Collected data
#####
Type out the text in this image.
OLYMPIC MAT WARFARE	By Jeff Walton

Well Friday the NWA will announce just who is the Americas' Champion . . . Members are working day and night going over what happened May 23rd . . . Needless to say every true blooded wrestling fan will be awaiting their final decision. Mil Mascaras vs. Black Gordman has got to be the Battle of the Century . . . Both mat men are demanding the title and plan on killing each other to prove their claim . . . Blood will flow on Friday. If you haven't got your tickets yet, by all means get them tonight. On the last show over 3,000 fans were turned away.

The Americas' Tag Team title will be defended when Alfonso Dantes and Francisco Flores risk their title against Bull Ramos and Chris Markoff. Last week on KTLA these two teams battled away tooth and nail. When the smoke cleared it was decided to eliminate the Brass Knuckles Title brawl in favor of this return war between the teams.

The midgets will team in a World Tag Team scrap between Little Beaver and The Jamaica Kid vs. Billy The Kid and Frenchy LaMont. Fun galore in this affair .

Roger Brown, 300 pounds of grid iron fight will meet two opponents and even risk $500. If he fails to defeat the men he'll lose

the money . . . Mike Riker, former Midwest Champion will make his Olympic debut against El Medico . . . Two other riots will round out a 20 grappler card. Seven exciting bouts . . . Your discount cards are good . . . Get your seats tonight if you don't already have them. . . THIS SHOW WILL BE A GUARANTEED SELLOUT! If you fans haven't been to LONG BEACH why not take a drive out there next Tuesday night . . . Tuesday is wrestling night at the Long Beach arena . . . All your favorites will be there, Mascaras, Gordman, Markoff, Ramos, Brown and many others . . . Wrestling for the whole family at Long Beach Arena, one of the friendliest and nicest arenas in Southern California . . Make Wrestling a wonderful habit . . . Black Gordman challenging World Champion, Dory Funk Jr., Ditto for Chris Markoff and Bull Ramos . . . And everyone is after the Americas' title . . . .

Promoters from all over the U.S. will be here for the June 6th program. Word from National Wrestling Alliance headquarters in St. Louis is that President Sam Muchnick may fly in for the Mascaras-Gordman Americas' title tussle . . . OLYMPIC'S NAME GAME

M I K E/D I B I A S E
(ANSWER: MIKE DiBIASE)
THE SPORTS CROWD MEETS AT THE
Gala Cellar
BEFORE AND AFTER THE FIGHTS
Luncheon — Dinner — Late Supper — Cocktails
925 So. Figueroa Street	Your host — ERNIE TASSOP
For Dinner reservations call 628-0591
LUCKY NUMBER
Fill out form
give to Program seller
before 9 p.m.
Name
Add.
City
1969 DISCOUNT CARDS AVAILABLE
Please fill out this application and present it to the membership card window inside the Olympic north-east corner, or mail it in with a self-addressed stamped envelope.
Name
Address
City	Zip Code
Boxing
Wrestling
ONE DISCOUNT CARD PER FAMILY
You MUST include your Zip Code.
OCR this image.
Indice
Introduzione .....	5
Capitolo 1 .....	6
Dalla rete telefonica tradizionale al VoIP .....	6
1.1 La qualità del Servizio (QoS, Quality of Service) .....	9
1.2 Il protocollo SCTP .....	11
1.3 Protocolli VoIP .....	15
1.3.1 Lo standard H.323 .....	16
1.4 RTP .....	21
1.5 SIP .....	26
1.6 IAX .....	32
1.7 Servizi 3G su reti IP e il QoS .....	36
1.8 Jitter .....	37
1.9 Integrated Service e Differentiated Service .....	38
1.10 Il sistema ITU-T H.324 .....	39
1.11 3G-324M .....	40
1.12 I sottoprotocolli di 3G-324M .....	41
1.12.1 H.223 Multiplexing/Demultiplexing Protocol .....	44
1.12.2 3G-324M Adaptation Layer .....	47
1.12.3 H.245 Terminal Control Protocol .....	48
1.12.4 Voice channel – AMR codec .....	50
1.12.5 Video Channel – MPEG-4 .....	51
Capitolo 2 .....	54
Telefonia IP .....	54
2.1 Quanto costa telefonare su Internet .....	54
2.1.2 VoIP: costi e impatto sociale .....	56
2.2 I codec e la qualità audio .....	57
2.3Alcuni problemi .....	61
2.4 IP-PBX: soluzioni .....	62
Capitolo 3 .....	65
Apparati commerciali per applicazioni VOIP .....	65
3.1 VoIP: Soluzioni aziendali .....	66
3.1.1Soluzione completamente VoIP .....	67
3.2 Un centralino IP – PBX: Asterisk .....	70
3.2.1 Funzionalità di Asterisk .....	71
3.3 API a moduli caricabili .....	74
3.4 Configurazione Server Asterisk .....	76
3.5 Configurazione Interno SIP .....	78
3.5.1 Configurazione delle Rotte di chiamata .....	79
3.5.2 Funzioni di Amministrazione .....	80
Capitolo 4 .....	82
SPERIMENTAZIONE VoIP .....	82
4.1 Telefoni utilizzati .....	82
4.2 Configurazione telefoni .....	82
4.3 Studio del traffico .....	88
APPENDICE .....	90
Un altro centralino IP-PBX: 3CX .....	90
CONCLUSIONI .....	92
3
#####
**Task prompt:** Restate the data above word for word.

**Response:**
Type out the text in this image.
OLYMPIC MAT WARFARE	By Jeff Walton

Well Friday the NWA will announce just who is the Americas' Champion . . . Members are working day and night going over what happened May 23rd . . . Needless to say every true blooded wrestling fan will be awaiting their final decision. Mil Mascaras vs. Black Gordman has got to be the Battle of the Century . . . Both mat men are demanding the title and plan on killing each other to prove their claim . . . Blood will flow on Friday. If you haven't got your tickets yet, by all means get them tonight. On the last show over 3,000 fans were turned away.

The Americas' Tag Team title will be defended when Alfonso Dantes and Francisco Flores risk their title against Bull Ramos and Chris Markoff. Last week on KTLA these two teams battled away tooth and nail. When the smoke cleared it was decided to eliminate the Brass Knuckles Title brawl in favor of this return war between the teams.

The midgets will team in a World Tag Team scrap between Little Beaver and The Jamaica Kid vs. Billy The Kid and Frenchy LaMont. Fun galore in this affair .

Roger Brown, 300 pounds of grid iron fight will meet two opponents and even risk $500. If he fails to defeat the men he'll lose

the money . . . Mike Riker, former Midwest Champion will make his Olympic debut against El Medico . . . Two other riots will round out a 20 grappler card. Seven exciting bouts . . . Your discount cards are good . . . Get your seats tonight if you don't already have them. . . THIS SHOW WILL BE A GUARANTEED SELLOUT! If you fans haven't been to LONG BEACH why not take a drive out there next Tuesday night . . . Tuesday is wrestling night at the Long Beach arena . . . All your favorites will be there, Mascaras, Gordman, Markoff, Ramos, Brown and many others . . . Wrestling for the whole family at Long Beach Arena, one of the friendliest and nicest arenas in Southern California . . Make Wrestling a wonderful habit . . . Black Gordman challenging World Champion, Dory Funk Jr., Ditto for Chris Markoff and Bull Ramos . . . And everyone is after the Americas' title . . . .

Promoters from all over the U.S. will be here for the June 6th program. Word from National Wrestling Alliance headquarters in St. Louis is that President Sam Muchnick may fly in for the Mascaras-Gordman Americas' title tussle . . . OLYMPIC'S NAME GAME

M I K E/D I B I A S E
(ANSWER: MIKE DiBIASE)
THE SPORTS CROWD MEETS AT THE
Gala Cellar
BEFORE AND AFTER THE FIGHTS
Luncheon — Dinner — Late Supper — Cocktails
925 So. Figueroa Street	Your host — ERNIE TASSOP
For Dinner reservations call 628-0591
LUCKY NUMBER
Fill out form
give to Program seller
before 9 p.m.
Name
Add.
City
1969 DISCOUNT CARDS AVAILABLE
Please fill out this application and present it to the membership card window inside the Olympic north-east corner, or mail it in with a self-addressed stamped envelope.
Name
Address
City	Zip Code
Boxing
Wrestling
ONE DISCOUNT CARD PER FAMILY
You MUST include your Zip Code.
OCR this image.
Indice
Introduzione .....	5
Capitolo 1 .....	6
Dalla rete telefonica tradizionale al VoIP .....	6
1.1 La qualità del Servizio (QoS, Quality of Service) .....	9
1.2 Il protocollo SCTP .....	11
1.3 Protocolli VoIP .....	15
1.3.1 Lo standard H.323 .....	16
1.4 RTP .....	21
1.5 SIP .....	26
1.6 IAX .....	32
1.7 Servizi 3G su reti IP e il QoS .....	36
1.8 Jitter .....	37
1.9 Integrated Service e Differentiated Service .....	38
1.10 Il sistema ITU-T H.324 .....	39
1.11 3G-324M .....	40
1.12 I sottoprotocolli di 3G-324M .....	41
1.12.1 H.223 Multiplexing/Demultiplexing Protocol .....	44
1.12.2 3G-324M Adaptation Layer .....	47
1.12.3 H.245 Terminal Control Protocol .....	48
1.12.4 Voice channel – AMR codec .....	50
1.12.5 Video Channel – MPEG-4 .....	51
Capitolo 2 .....	54
Telefonia IP .....	54
2.1 Quanto costa telefonare su Internet .....	54
2.1.2 VoIP: costi e impatto sociale .....	56
2.2 I codec e la qualità audio .....	57
2.3Alcuni problemi .....	61
2.4 IP-PBX: soluzioni .....	62
Capitolo 3 .....	65
Apparati commerciali per applicazioni VOIP .....	65
3.1 VoIP: Soluzioni aziendali .....	66
3.1.1Soluzione completamente VoIP .....	67
3.2 Un centralino IP – PBX: Asterisk .....	70
3.2.1 Funzionalità di Asterisk .....	71
3.3 API a moduli caricabili .....	74
3.4 Configurazione Server Asterisk .....	76
3.5 Configurazione Interno SIP .....	78
3.5.1 Configurazione delle Rotte di chiamata .....	79
3.5.2 Funzioni di Amministrazione .....	80
Capitolo 4 .....	82
SPERIMENTAZIONE VoIP .....	82
4.1 Telefoni utilizzati .....	82
4.2 Configurazione telefoni .....	82
4.3 Studio del traffico .....	88
APPENDICE .....	90
Un altro centralino IP-PBX: 3CX .....	90
CONCLUSIONI .....	92
3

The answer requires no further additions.